=== Task instructions ===
Rewrite the data below with every "info-icon" changed to "info-button" and everything else left as it is. Omit the pictures from your answer.

Spatial layout entries:
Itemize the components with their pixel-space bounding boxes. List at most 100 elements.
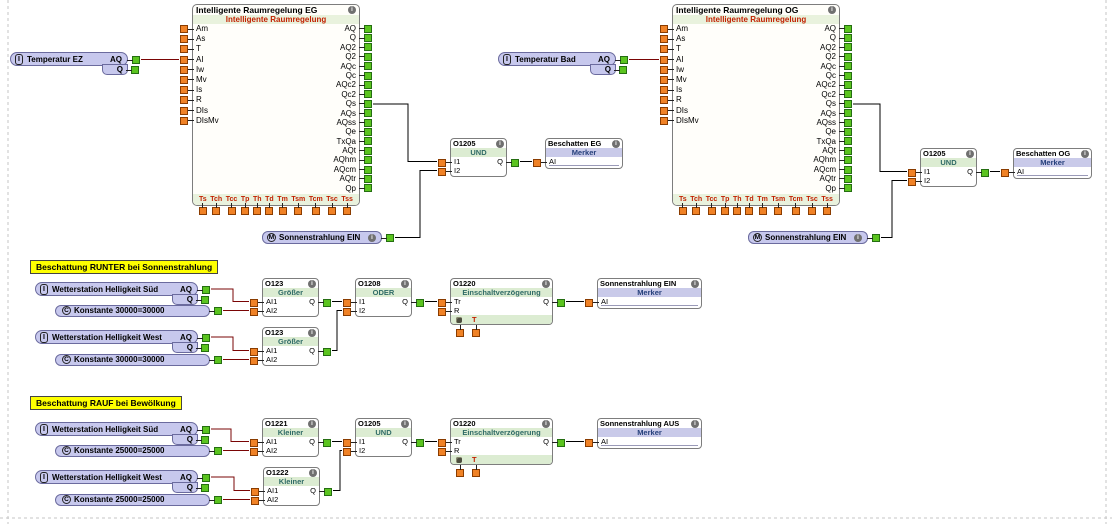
output-pin[interactable]: [359, 137, 372, 146]
temp-pin[interactable]: [265, 203, 274, 215]
info-icon[interactable]: i: [308, 328, 316, 337]
output-pin[interactable]: [359, 174, 372, 183]
q-output-pin[interactable]: [196, 296, 209, 304]
logic-block-groesser-2[interactable]: O123 i Größer AI1 Q AI2: [250, 327, 331, 366]
input-pin[interactable]: [180, 96, 194, 105]
output-pin[interactable]: [209, 496, 222, 504]
output-pin-q[interactable]: [318, 438, 331, 447]
input-pin[interactable]: [180, 65, 194, 74]
merker-block-beschatten-og[interactable]: Beschatten OG i Merker AI: [1001, 148, 1092, 179]
logic-block-kleiner-1[interactable]: O1221 i Kleiner AI1 Q AI2: [250, 418, 331, 457]
input-pin[interactable]: [180, 25, 194, 33]
output-pin[interactable]: [839, 127, 852, 136]
temp-pin[interactable]: [823, 203, 832, 215]
info-icon[interactable]: i: [691, 279, 699, 288]
info-icon[interactable]: i: [368, 233, 376, 242]
wire-digital[interactable]: [332, 310, 342, 351]
input-pin[interactable]: [660, 35, 674, 44]
temp-pin[interactable]: [745, 203, 754, 215]
output-pin[interactable]: [359, 146, 372, 155]
constant-25000-a[interactable]: C Konstante 25000=25000: [55, 444, 222, 457]
wire-digital[interactable]: [881, 180, 907, 238]
logic-block-einschaltverzoegerung-2[interactable]: O1220 i Einschaltverzögerung Tr Q R T: [438, 418, 565, 477]
merker-ref-sonnenstrahlung-ein-left[interactable]: M Sonnenstrahlung EIN i: [262, 231, 394, 244]
input-pin-tr[interactable]: [438, 298, 452, 307]
info-icon[interactable]: i: [401, 279, 409, 288]
output-pin[interactable]: [359, 90, 372, 99]
input-pin-i1[interactable]: [343, 438, 357, 447]
output-pin[interactable]: [839, 174, 852, 183]
input-pin-ai2[interactable]: [250, 447, 264, 456]
output-pin[interactable]: [359, 52, 372, 61]
logic-block-und-og[interactable]: O1205 i UND I1 Q I2: [908, 148, 989, 187]
param-pin-timer[interactable]: [456, 465, 464, 477]
logic-block-kleiner-2[interactable]: O1222 i Kleiner AI1 Q AI2: [251, 467, 332, 506]
input-pin-ai1[interactable]: [250, 298, 264, 307]
output-pin[interactable]: [359, 62, 372, 71]
merker-ref-sonnenstrahlung-ein-right[interactable]: M Sonnenstrahlung EIN i: [748, 231, 880, 244]
output-pin[interactable]: [839, 118, 852, 127]
wire-digital[interactable]: [853, 103, 907, 172]
output-pin-q[interactable]: [552, 298, 565, 307]
input-pin-ai2[interactable]: [250, 356, 264, 365]
input-pin-i1[interactable]: [343, 298, 357, 307]
input-pin[interactable]: [660, 75, 674, 84]
input-pin[interactable]: [660, 45, 674, 54]
output-pin[interactable]: [359, 43, 372, 52]
temp-pin[interactable]: [278, 203, 287, 215]
constant-25000-b[interactable]: C Konstante 25000=25000: [55, 493, 222, 506]
output-pin-q[interactable]: [411, 438, 424, 447]
wire-digital[interactable]: [373, 103, 437, 162]
output-pin-q[interactable]: [976, 168, 989, 177]
info-icon[interactable]: i: [309, 468, 317, 477]
analog-input-wetterstation-west-2[interactable]: I Wetterstation Helligkeit West AQ Q: [35, 470, 210, 493]
temp-pin[interactable]: [343, 203, 352, 215]
output-pin[interactable]: [359, 156, 372, 165]
output-pin[interactable]: [381, 234, 394, 242]
info-icon[interactable]: i: [308, 419, 316, 428]
input-pin-ai2[interactable]: [250, 307, 264, 316]
info-icon[interactable]: i: [854, 233, 862, 242]
wire-analog[interactable]: [211, 336, 249, 351]
output-pin-q[interactable]: [506, 158, 519, 167]
temp-pin[interactable]: [253, 203, 262, 215]
temp-pin[interactable]: [198, 203, 207, 215]
input-pin[interactable]: [660, 65, 674, 74]
input-pin-tr[interactable]: [438, 438, 452, 447]
temp-pin[interactable]: [733, 203, 742, 215]
output-pin[interactable]: [839, 137, 852, 146]
output-pin[interactable]: [839, 146, 852, 155]
output-pin-q[interactable]: [318, 298, 331, 307]
input-pin-i1[interactable]: [908, 168, 922, 177]
temp-pin[interactable]: [808, 203, 817, 215]
output-pin[interactable]: [839, 81, 852, 90]
logic-block-einschaltverzoegerung-1[interactable]: O1220 i Einschaltverzögerung Tr Q R T: [438, 278, 565, 337]
logic-block-und-eg[interactable]: O1205 i UND I1 Q I2: [438, 138, 519, 177]
output-pin[interactable]: [839, 90, 852, 99]
output-pin[interactable]: [359, 127, 372, 136]
input-pin[interactable]: [660, 25, 674, 33]
info-icon[interactable]: i: [308, 279, 316, 288]
param-pin-t[interactable]: [472, 465, 480, 477]
temp-pin[interactable]: [774, 203, 783, 215]
aq-output-pin[interactable]: [127, 56, 140, 64]
q-output-pin[interactable]: [196, 484, 209, 492]
output-pin[interactable]: [839, 34, 852, 43]
input-pin-i2[interactable]: [908, 177, 922, 186]
param-pin-timer[interactable]: [456, 325, 464, 337]
output-pin[interactable]: [359, 81, 372, 90]
input-pin[interactable]: [180, 75, 194, 84]
input-pin-i2[interactable]: [438, 167, 452, 176]
aq-output-pin[interactable]: [197, 426, 210, 434]
wire-digital[interactable]: [333, 450, 342, 491]
aq-output-pin[interactable]: [197, 334, 210, 342]
output-pin[interactable]: [359, 184, 372, 193]
input-pin-ai1[interactable]: [251, 487, 265, 496]
input-pin-i1[interactable]: [438, 158, 452, 167]
info-icon[interactable]: i: [401, 419, 409, 428]
output-pin[interactable]: [359, 165, 372, 174]
input-pin[interactable]: [180, 116, 194, 125]
info-icon[interactable]: i: [691, 419, 699, 428]
output-pin[interactable]: [359, 109, 372, 118]
output-pin[interactable]: [359, 34, 372, 43]
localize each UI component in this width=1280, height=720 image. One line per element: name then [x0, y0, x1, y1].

=== Finished answer ===
Itemize the components with their pixel-space bounding boxes. List at most 100 elements.
output-pin[interactable]: [359, 137, 372, 146]
temp-pin[interactable]: [265, 203, 274, 215]
info-button[interactable]: i: [308, 328, 316, 337]
output-pin[interactable]: [359, 174, 372, 183]
q-output-pin[interactable]: [196, 296, 209, 304]
logic-block-groesser-2[interactable]: O123 i Größer AI1 Q AI2: [250, 327, 331, 366]
input-pin[interactable]: [180, 96, 194, 105]
output-pin[interactable]: [209, 496, 222, 504]
output-pin-q[interactable]: [318, 438, 331, 447]
input-pin[interactable]: [180, 65, 194, 74]
merker-block-beschatten-og[interactable]: Beschatten OG i Merker AI: [1001, 148, 1092, 179]
logic-block-kleiner-1[interactable]: O1221 i Kleiner AI1 Q AI2: [250, 418, 331, 457]
input-pin[interactable]: [180, 25, 194, 33]
output-pin[interactable]: [839, 127, 852, 136]
temp-pin[interactable]: [823, 203, 832, 215]
info-button[interactable]: i: [691, 279, 699, 288]
info-button[interactable]: i: [368, 233, 376, 242]
wire-digital[interactable]: [332, 310, 342, 351]
input-pin[interactable]: [660, 35, 674, 44]
temp-pin[interactable]: [745, 203, 754, 215]
output-pin[interactable]: [359, 146, 372, 155]
constant-25000-a[interactable]: C Konstante 25000=25000: [55, 444, 222, 457]
wire-digital[interactable]: [881, 180, 907, 238]
logic-block-einschaltverzoegerung-2[interactable]: O1220 i Einschaltverzögerung Tr Q R T: [438, 418, 565, 477]
merker-ref-sonnenstrahlung-ein-left[interactable]: M Sonnenstrahlung EIN i: [262, 231, 394, 244]
input-pin-tr[interactable]: [438, 298, 452, 307]
info-button[interactable]: i: [401, 279, 409, 288]
output-pin[interactable]: [359, 90, 372, 99]
input-pin-i1[interactable]: [343, 438, 357, 447]
output-pin[interactable]: [839, 174, 852, 183]
input-pin-ai2[interactable]: [250, 447, 264, 456]
output-pin[interactable]: [359, 52, 372, 61]
logic-block-und-og[interactable]: O1205 i UND I1 Q I2: [908, 148, 989, 187]
param-pin-timer[interactable]: [456, 465, 464, 477]
logic-block-kleiner-2[interactable]: O1222 i Kleiner AI1 Q AI2: [251, 467, 332, 506]
input-pin-ai1[interactable]: [250, 298, 264, 307]
output-pin[interactable]: [359, 62, 372, 71]
merker-ref-sonnenstrahlung-ein-right[interactable]: M Sonnenstrahlung EIN i: [748, 231, 880, 244]
output-pin[interactable]: [839, 118, 852, 127]
wire-digital[interactable]: [853, 103, 907, 172]
output-pin-q[interactable]: [552, 298, 565, 307]
input-pin-ai2[interactable]: [250, 356, 264, 365]
input-pin-i1[interactable]: [343, 298, 357, 307]
input-pin[interactable]: [660, 75, 674, 84]
input-pin[interactable]: [660, 45, 674, 54]
output-pin[interactable]: [359, 43, 372, 52]
temp-pin[interactable]: [278, 203, 287, 215]
constant-25000-b[interactable]: C Konstante 25000=25000: [55, 493, 222, 506]
output-pin-q[interactable]: [411, 438, 424, 447]
wire-digital[interactable]: [373, 103, 437, 162]
output-pin-q[interactable]: [976, 168, 989, 177]
info-button[interactable]: i: [309, 468, 317, 477]
analog-input-wetterstation-west-2[interactable]: I Wetterstation Helligkeit West AQ Q: [35, 470, 210, 493]
temp-pin[interactable]: [343, 203, 352, 215]
output-pin[interactable]: [359, 156, 372, 165]
output-pin[interactable]: [381, 234, 394, 242]
info-button[interactable]: i: [308, 419, 316, 428]
input-pin-ai2[interactable]: [250, 307, 264, 316]
info-button[interactable]: i: [854, 233, 862, 242]
wire-analog[interactable]: [211, 336, 249, 351]
output-pin-q[interactable]: [506, 158, 519, 167]
temp-pin[interactable]: [253, 203, 262, 215]
temp-pin[interactable]: [198, 203, 207, 215]
input-pin[interactable]: [660, 65, 674, 74]
input-pin-tr[interactable]: [438, 438, 452, 447]
temp-pin[interactable]: [733, 203, 742, 215]
output-pin[interactable]: [839, 137, 852, 146]
output-pin[interactable]: [839, 146, 852, 155]
output-pin-q[interactable]: [318, 298, 331, 307]
input-pin-i1[interactable]: [908, 168, 922, 177]
temp-pin[interactable]: [808, 203, 817, 215]
output-pin[interactable]: [839, 81, 852, 90]
logic-block-einschaltverzoegerung-1[interactable]: O1220 i Einschaltverzögerung Tr Q R T: [438, 278, 565, 337]
logic-block-und-eg[interactable]: O1205 i UND I1 Q I2: [438, 138, 519, 177]
output-pin[interactable]: [839, 90, 852, 99]
output-pin[interactable]: [359, 127, 372, 136]
input-pin[interactable]: [660, 25, 674, 33]
info-button[interactable]: i: [308, 279, 316, 288]
param-pin-t[interactable]: [472, 465, 480, 477]
temp-pin[interactable]: [774, 203, 783, 215]
aq-output-pin[interactable]: [127, 56, 140, 64]
q-output-pin[interactable]: [196, 484, 209, 492]
output-pin[interactable]: [839, 34, 852, 43]
input-pin-i2[interactable]: [908, 177, 922, 186]
param-pin-timer[interactable]: [456, 325, 464, 337]
output-pin[interactable]: [359, 81, 372, 90]
input-pin[interactable]: [180, 75, 194, 84]
input-pin-i2[interactable]: [438, 167, 452, 176]
aq-output-pin[interactable]: [197, 426, 210, 434]
wire-digital[interactable]: [333, 450, 342, 491]
aq-output-pin[interactable]: [197, 334, 210, 342]
output-pin[interactable]: [359, 184, 372, 193]
input-pin-ai1[interactable]: [251, 487, 265, 496]
input-pin-i1[interactable]: [438, 158, 452, 167]
info-button[interactable]: i: [401, 419, 409, 428]
output-pin[interactable]: [359, 165, 372, 174]
input-pin[interactable]: [180, 116, 194, 125]
info-button[interactable]: i: [691, 419, 699, 428]
output-pin[interactable]: [359, 109, 372, 118]
output-pin[interactable]: [359, 34, 372, 43]
localize each UI component in this width=1280, height=720 image. One line per element: name then [x0, y0, x1, y1].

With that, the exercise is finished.